> _TASK_: Return the listing below unchanged, minus its pictures.
--- Start RAW RECORDS ---
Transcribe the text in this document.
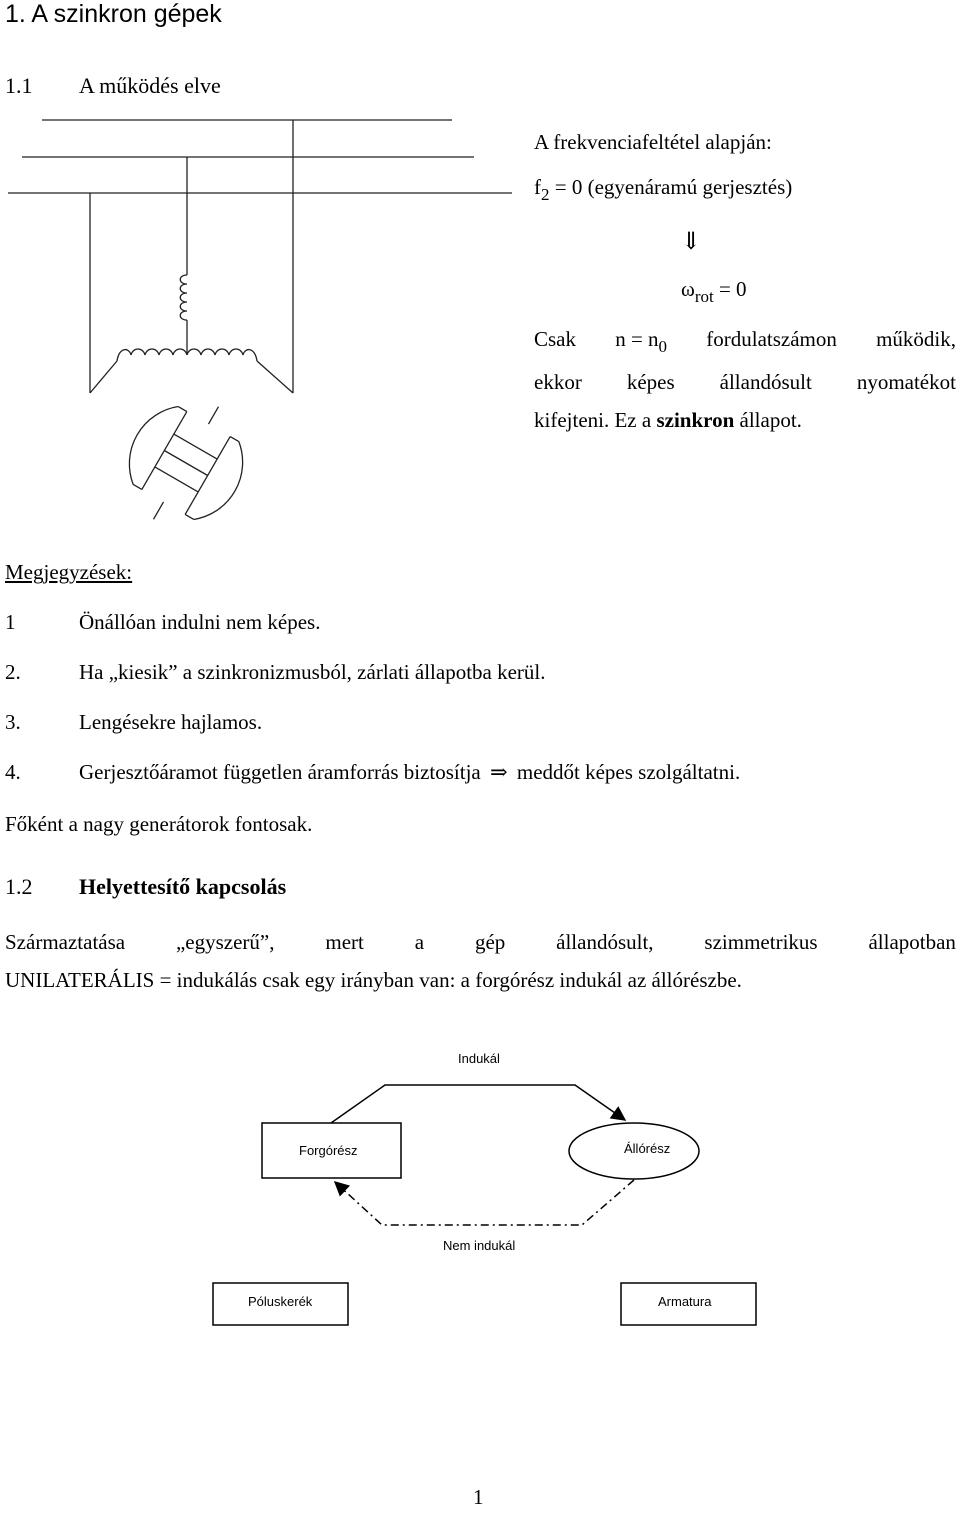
1. A szinkron gépek
1.1 A működés elve
A frekvenciafeltétel alapján:
$f_2 = 0$ (egyenáramú gerjesztés)
⇓
$\omega_{rot} = 0$
Csak $n = n_0$ fordulatszámon működik,
ekkor képes állandósult nyomatékot
kifejteni. Ez a szinkron állapot.
Megjegyzések:
1	Önállóan indulni nem képes.
2.	Ha „kiesik” a szinkronizmusból, zárlati állapotba kerül.
3.	Lengésekre hajlamos.
4.	Gerjesztőáramot független áramforrás biztosítja ⇒ meddőt képes szolgáltatni.
Főként a nagy generátorok fontosak.
1.2 Helyettesítő kapcsolás
Származtatása „egyszerű”, mert a gép állandósult, szimmetrikus állapotban
UNILATERÁLIS = indukálás csak egy irányban van: a forgórész indukál az állórészbe.
Indukál
Forgórész	Állórész
Nem indukál
Póluskerék	Armatura
1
--- End RAW RECORDS ---
> _SOLUTION TO THE EXERCISE_:
Transcribe the text in this document.
1. A szinkron gépek
1.1 A működés elve
A frekvenciafeltétel alapján:
$f_2 = 0$ (egyenáramú gerjesztés)
⇓
$\omega_{rot} = 0$
Csak $n = n_0$ fordulatszámon működik,
ekkor képes állandósult nyomatékot
kifejteni. Ez a szinkron állapot.
Megjegyzések:
1	Önállóan indulni nem képes.
2.	Ha „kiesik” a szinkronizmusból, zárlati állapotba kerül.
3.	Lengésekre hajlamos.
4.	Gerjesztőáramot független áramforrás biztosítja ⇒ meddőt képes szolgáltatni.
Főként a nagy generátorok fontosak.
1.2 Helyettesítő kapcsolás
Származtatása „egyszerű”, mert a gép állandósult, szimmetrikus állapotban
UNILATERÁLIS = indukálás csak egy irányban van: a forgórész indukál az állórészbe.
Indukál
Forgórész	Állórész
Nem indukál
Póluskerék	Armatura
1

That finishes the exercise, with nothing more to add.